+++ Jeu de données +++

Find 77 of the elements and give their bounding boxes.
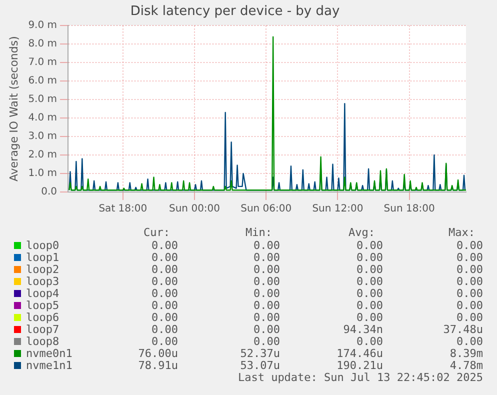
text: 0.00 — [456, 251, 483, 264]
y-tick-label: 1.0 m — [28, 168, 58, 180]
text: 76.00u — [138, 347, 178, 360]
text: Cur: — [144, 226, 170, 239]
text: 52.37u — [240, 347, 280, 360]
text: 0.00 — [254, 275, 280, 288]
legend-label: loop5 — [26, 299, 60, 312]
text: 0.00 — [356, 299, 383, 312]
text: 0.00 — [456, 275, 483, 288]
y-tick-label: 0.0 — [41, 186, 58, 198]
y-tick-label: 3.0 m — [28, 131, 58, 142]
text: 0.00 — [356, 275, 383, 288]
legend-label: loop1 — [26, 251, 60, 264]
y-tick-label: 4.0 m — [28, 112, 58, 124]
text: 0.00 — [254, 287, 280, 300]
text: 0.00 — [254, 299, 280, 312]
text: 0.00 — [456, 335, 483, 348]
legend-label: loop6 — [26, 311, 60, 324]
text: 0.00 — [356, 335, 383, 348]
text: 0.00 — [152, 251, 178, 264]
legend-label: nvme0n1 — [26, 347, 72, 360]
text: 0.00 — [152, 275, 178, 288]
text: 0.00 — [254, 323, 280, 336]
text: 0.00 — [254, 239, 280, 252]
text: 94.34n — [343, 323, 383, 336]
text: 0.00 — [254, 263, 280, 276]
text: 0.00 — [356, 263, 383, 276]
text: 0.00 — [152, 335, 178, 348]
x-tick-label: Sun 18:00 — [384, 204, 435, 215]
text: 0.00 — [152, 323, 178, 336]
text: 53.07u — [240, 359, 280, 372]
text: 0.00 — [456, 311, 483, 324]
y-tick-label: 7.0 m — [28, 57, 58, 68]
y-axis-title: Average IO Wait (seconds) — [7, 36, 20, 182]
x-tick-label: Sun 00:00 — [169, 204, 220, 215]
text: 0.00 — [356, 239, 383, 252]
text: 174.46u — [336, 347, 383, 360]
text: 0.00 — [254, 251, 280, 264]
text: 0.00 — [152, 299, 178, 312]
text: 37.48u — [443, 323, 483, 336]
text: 4.78m — [450, 359, 483, 372]
text: Avg: — [348, 226, 375, 239]
text: 0.00 — [356, 287, 383, 300]
text: Max: — [448, 226, 475, 239]
text: 0.00 — [456, 299, 483, 312]
y-tick-label: 2.0 m — [28, 150, 58, 161]
x-tick-label: Sat 18:00 — [98, 204, 148, 215]
legend-label: loop2 — [26, 263, 60, 276]
legend-label: nvme1n1 — [26, 359, 72, 372]
text: 0.00 — [152, 263, 178, 276]
y-tick-label: 5.0 m — [28, 94, 58, 106]
y-tick-label: 6.0 m — [28, 76, 58, 87]
x-tick-label: Sun 12:00 — [312, 204, 364, 215]
text: Min: — [246, 226, 272, 239]
chart-title: Disk latency per device - by day — [130, 4, 340, 20]
text: 190.21u — [336, 359, 383, 372]
text: 0.00 — [152, 311, 178, 324]
x-tick-label: Sun 06:00 — [240, 204, 292, 215]
text: 0.00 — [456, 239, 483, 252]
legend-label: loop3 — [26, 275, 60, 288]
text: 0.00 — [152, 239, 178, 252]
legend-label: loop7 — [26, 323, 60, 336]
text: Last update: Sun Jul 13 22:45:02 2025 — [238, 371, 483, 384]
text: 8.39m — [450, 347, 483, 360]
text: 0.00 — [152, 287, 178, 300]
legend-label: loop8 — [26, 335, 60, 348]
text: 0.00 — [356, 311, 383, 324]
text: 0.00 — [254, 311, 280, 324]
legend-label: loop0 — [26, 239, 60, 252]
text: 78.91u — [138, 359, 178, 372]
text: 0.00 — [254, 335, 280, 348]
y-tick-label: 9.0 m — [28, 20, 58, 32]
text: 0.00 — [356, 251, 383, 264]
y-tick-label: 8.0 m — [28, 38, 58, 50]
text: 0.00 — [456, 263, 483, 276]
text: 0.00 — [456, 287, 483, 300]
legend-label: loop4 — [26, 287, 60, 300]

+++

• Objectif de la tâche
Recopiez à l'identique les lignes qui vont de celle contenant "text: 0.00 — [456, 251, 483, 264]" jusqu'à celle contenant "legend-label: loop3 — [26, 275, 60, 288]", ces deux lignes incluses.

• Réponse attendue
text: 0.00 — [456, 251, 483, 264]
y-tick-label: 1.0 m — [28, 168, 58, 180]
text: 76.00u — [138, 347, 178, 360]
text: Cur: — [144, 226, 170, 239]
text: 52.37u — [240, 347, 280, 360]
text: 0.00 — [254, 275, 280, 288]
legend-label: loop5 — [26, 299, 60, 312]
text: 0.00 — [356, 299, 383, 312]
text: 0.00 — [456, 275, 483, 288]
y-tick-label: 0.0 — [41, 186, 58, 198]
y-tick-label: 3.0 m — [28, 131, 58, 142]
text: 0.00 — [356, 275, 383, 288]
legend-label: loop1 — [26, 251, 60, 264]
y-tick-label: 4.0 m — [28, 112, 58, 124]
text: 0.00 — [254, 287, 280, 300]
text: 0.00 — [254, 299, 280, 312]
text: 0.00 — [456, 335, 483, 348]
legend-label: loop6 — [26, 311, 60, 324]
text: 0.00 — [356, 335, 383, 348]
text: 0.00 — [152, 251, 178, 264]
legend-label: nvme0n1 — [26, 347, 72, 360]
text: 0.00 — [152, 275, 178, 288]
text: 0.00 — [254, 323, 280, 336]
text: 0.00 — [254, 239, 280, 252]
text: 94.34n — [343, 323, 383, 336]
text: 0.00 — [254, 263, 280, 276]
text: 0.00 — [356, 263, 383, 276]
text: 0.00 — [152, 335, 178, 348]
x-tick-label: Sun 18:00 — [384, 204, 435, 215]
text: 0.00 — [152, 323, 178, 336]
text: 53.07u — [240, 359, 280, 372]
text: 0.00 — [456, 311, 483, 324]
y-tick-label: 7.0 m — [28, 57, 58, 68]
y-axis-title: Average IO Wait (seconds) — [7, 36, 20, 182]
x-tick-label: Sun 00:00 — [169, 204, 220, 215]
text: 0.00 — [356, 239, 383, 252]
text: 174.46u — [336, 347, 383, 360]
text: 0.00 — [254, 251, 280, 264]
text: 0.00 — [152, 299, 178, 312]
text: 37.48u — [443, 323, 483, 336]
text: 4.78m — [450, 359, 483, 372]
text: Avg: — [348, 226, 375, 239]
text: 0.00 — [356, 287, 383, 300]
text: Max: — [448, 226, 475, 239]
text: 0.00 — [456, 299, 483, 312]
y-tick-label: 2.0 m — [28, 150, 58, 161]
x-tick-label: Sat 18:00 — [98, 204, 148, 215]
legend-label: loop2 — [26, 263, 60, 276]
legend-label: nvme1n1 — [26, 359, 72, 372]
text: 0.00 — [152, 263, 178, 276]
y-tick-label: 5.0 m — [28, 94, 58, 106]
y-tick-label: 6.0 m — [28, 76, 58, 87]
x-tick-label: Sun 12:00 — [312, 204, 364, 215]
text: Min: — [246, 226, 272, 239]
chart-title: Disk latency per device - by day — [130, 4, 340, 20]
text: 190.21u — [336, 359, 383, 372]
text: 0.00 — [152, 311, 178, 324]
x-tick-label: Sun 06:00 — [240, 204, 292, 215]
text: 0.00 — [456, 239, 483, 252]
legend-label: loop3 — [26, 275, 60, 288]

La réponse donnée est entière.